* _Exercise_: Pictures do not belong in the copy; quote every entry below exactly.

* _Dataset rows_:
>>>
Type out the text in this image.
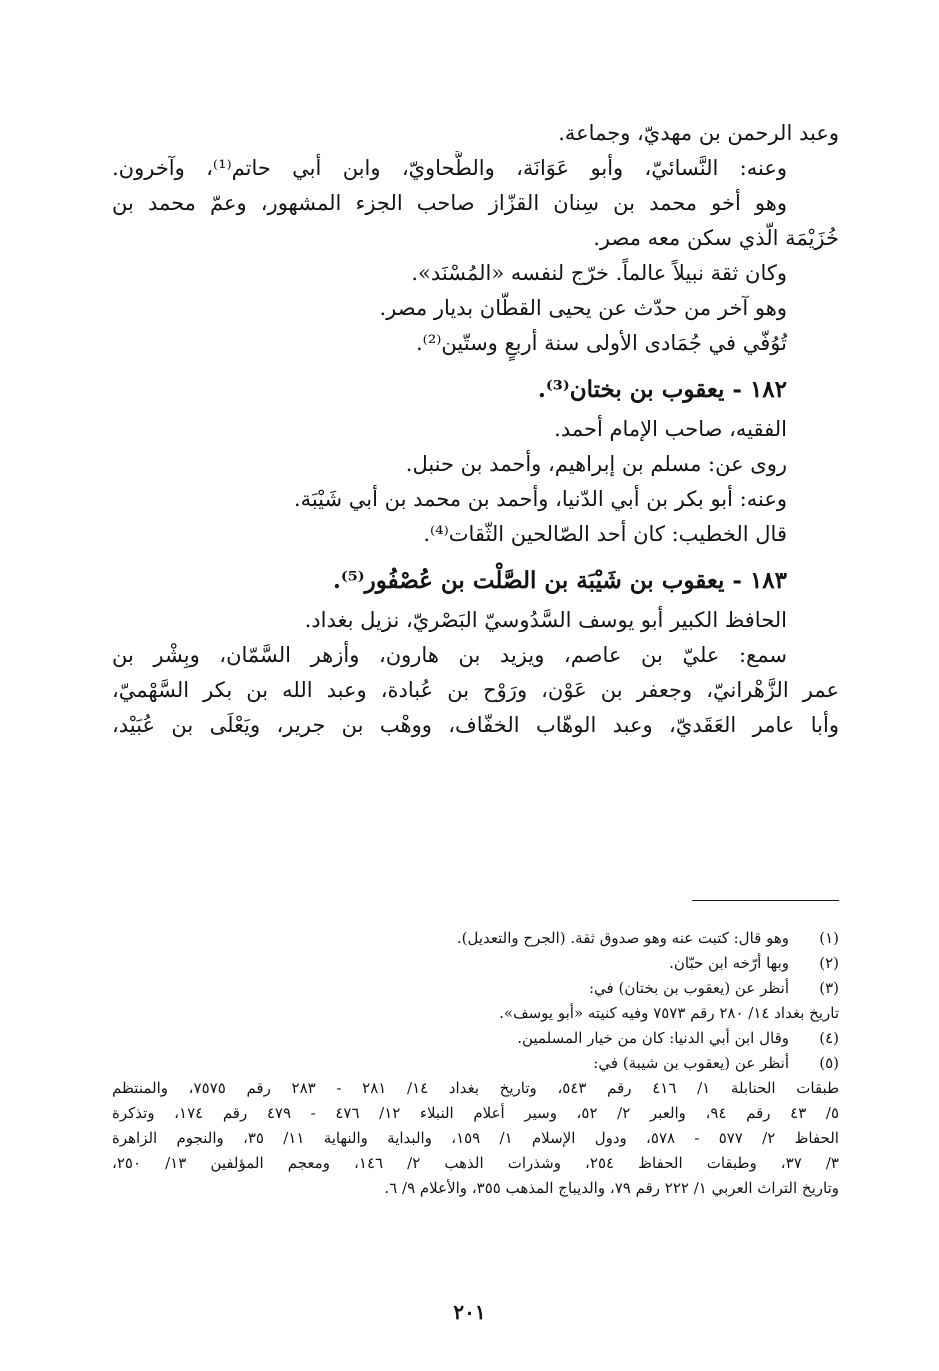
وعبد الرحمن بن مهديّ، وجماعة.
وعنه: النَّسائيّ، وأبو عَوَانَة، والطَّحاويّ، وابن أبي حاتم⁽¹⁾، وآخرون.
وهو أخو محمد بن سِنان القزّاز صاحب الجزء المشهور، وعمّ محمد بن
خُزَيْمَة الّذي سكن معه مصر.
وكان ثقة نبيلاً عالماً. خرّج لنفسه «المُسْنَد».
وهو آخر من حدّث عن يحيى القطّان بديار مصر.
تُوُفّي في جُمَادى الأولى سنة أربعٍ وستّين⁽²⁾.
١٨٢ - يعقوب بن بختان⁽³⁾.
الفقيه، صاحب الإمام أحمد.
روى عن: مسلم بن إبراهيم، وأحمد بن حنبل.
وعنه: أبو بكر بن أبي الدّنيا، وأحمد بن محمد بن أبي شَيْبَة.
قال الخطيب: كان أحد الصّالحين الثّقات⁽⁴⁾.
١٨٣ - يعقوب بن شَيْبَة بن الصَّلْت بن عُصْفُور⁽⁵⁾.
الحافظ الكبير أبو يوسف السَّدُوسيّ البَصْريّ، نزيل بغداد.
سمع: عليّ بن عاصم، ويزيد بن هارون، وأزهر السَّمّان، وبِشْر بن
عمر الزَّهْرانيّ، وجعفر بن عَوْن، ورَوْح بن عُبادة، وعبد الله بن بكر السَّهْميّ،
وأبا عامر العَقَديّ، وعبد الوهّاب الخفّاف، ووهْب بن جرير، ويَعْلَى بن عُبَيْد،
(١)
وهو قال: كتبت عنه وهو صدوق ثقة. (الجرح والتعديل).
(٢)
وبها أرّخه ابن حبّان.
(٣)
أنظر عن (يعقوب بن بختان) في:
تاريخ بغداد ١٤/ ٢٨٠ رقم ٧٥٧٣ وفيه كنيته «أبو يوسف».
(٤)
وقال ابن أبي الدنيا: كان من خيار المسلمين.
(٥)
أنظر عن (يعقوب بن شيبة) في:
طبقات الحنابلة ١/ ٤١٦ رقم ٥٤٣، وتاريخ بغداد ١٤/ ٢٨١ - ٢٨٣ رقم ٧٥٧٥، والمنتظم
٥/ ٤٣ رقم ٩٤، والعبر ٢/ ٥٢، وسير أعلام النبلاء ١٢/ ٤٧٦ - ٤٧٩ رقم ١٧٤، وتذكرة
الحفاظ ٢/ ٥٧٧ - ٥٧٨، ودول الإسلام ١/ ١٥٩، والبداية والنهاية ١١/ ٣٥، والنجوم الزاهرة
٣/ ٣٧، وطبقات الحفاظ ٢٥٤، وشذرات الذهب ٢/ ١٤٦، ومعجم المؤلفين ١٣/ ٢٥٠،
وتاريخ التراث العربي ١/ ٢٢٢ رقم ٧٩، والديباج المذهب ٣٥٥، والأعلام ٩/ ٦.
٢٠١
<<<
* _Response below_:
Type out the text in this image.
وعبد الرحمن بن مهديّ، وجماعة.
وعنه: النَّسائيّ، وأبو عَوَانَة، والطَّحاويّ، وابن أبي حاتم⁽¹⁾، وآخرون.
وهو أخو محمد بن سِنان القزّاز صاحب الجزء المشهور، وعمّ محمد بن
خُزَيْمَة الّذي سكن معه مصر.
وكان ثقة نبيلاً عالماً. خرّج لنفسه «المُسْنَد».
وهو آخر من حدّث عن يحيى القطّان بديار مصر.
تُوُفّي في جُمَادى الأولى سنة أربعٍ وستّين⁽²⁾.
١٨٢ - يعقوب بن بختان⁽³⁾.
الفقيه، صاحب الإمام أحمد.
روى عن: مسلم بن إبراهيم، وأحمد بن حنبل.
وعنه: أبو بكر بن أبي الدّنيا، وأحمد بن محمد بن أبي شَيْبَة.
قال الخطيب: كان أحد الصّالحين الثّقات⁽⁴⁾.
١٨٣ - يعقوب بن شَيْبَة بن الصَّلْت بن عُصْفُور⁽⁵⁾.
الحافظ الكبير أبو يوسف السَّدُوسيّ البَصْريّ، نزيل بغداد.
سمع: عليّ بن عاصم، ويزيد بن هارون، وأزهر السَّمّان، وبِشْر بن
عمر الزَّهْرانيّ، وجعفر بن عَوْن، ورَوْح بن عُبادة، وعبد الله بن بكر السَّهْميّ،
وأبا عامر العَقَديّ، وعبد الوهّاب الخفّاف، ووهْب بن جرير، ويَعْلَى بن عُبَيْد،
(١)
وهو قال: كتبت عنه وهو صدوق ثقة. (الجرح والتعديل).
(٢)
وبها أرّخه ابن حبّان.
(٣)
أنظر عن (يعقوب بن بختان) في:
تاريخ بغداد ١٤/ ٢٨٠ رقم ٧٥٧٣ وفيه كنيته «أبو يوسف».
(٤)
وقال ابن أبي الدنيا: كان من خيار المسلمين.
(٥)
أنظر عن (يعقوب بن شيبة) في:
طبقات الحنابلة ١/ ٤١٦ رقم ٥٤٣، وتاريخ بغداد ١٤/ ٢٨١ - ٢٨٣ رقم ٧٥٧٥، والمنتظم
٥/ ٤٣ رقم ٩٤، والعبر ٢/ ٥٢، وسير أعلام النبلاء ١٢/ ٤٧٦ - ٤٧٩ رقم ١٧٤، وتذكرة
الحفاظ ٢/ ٥٧٧ - ٥٧٨، ودول الإسلام ١/ ١٥٩، والبداية والنهاية ١١/ ٣٥، والنجوم الزاهرة
٣/ ٣٧، وطبقات الحفاظ ٢٥٤، وشذرات الذهب ٢/ ١٤٦، ومعجم المؤلفين ١٣/ ٢٥٠،
وتاريخ التراث العربي ١/ ٢٢٢ رقم ٧٩، والديباج المذهب ٣٥٥، والأعلام ٩/ ٦.
٢٠١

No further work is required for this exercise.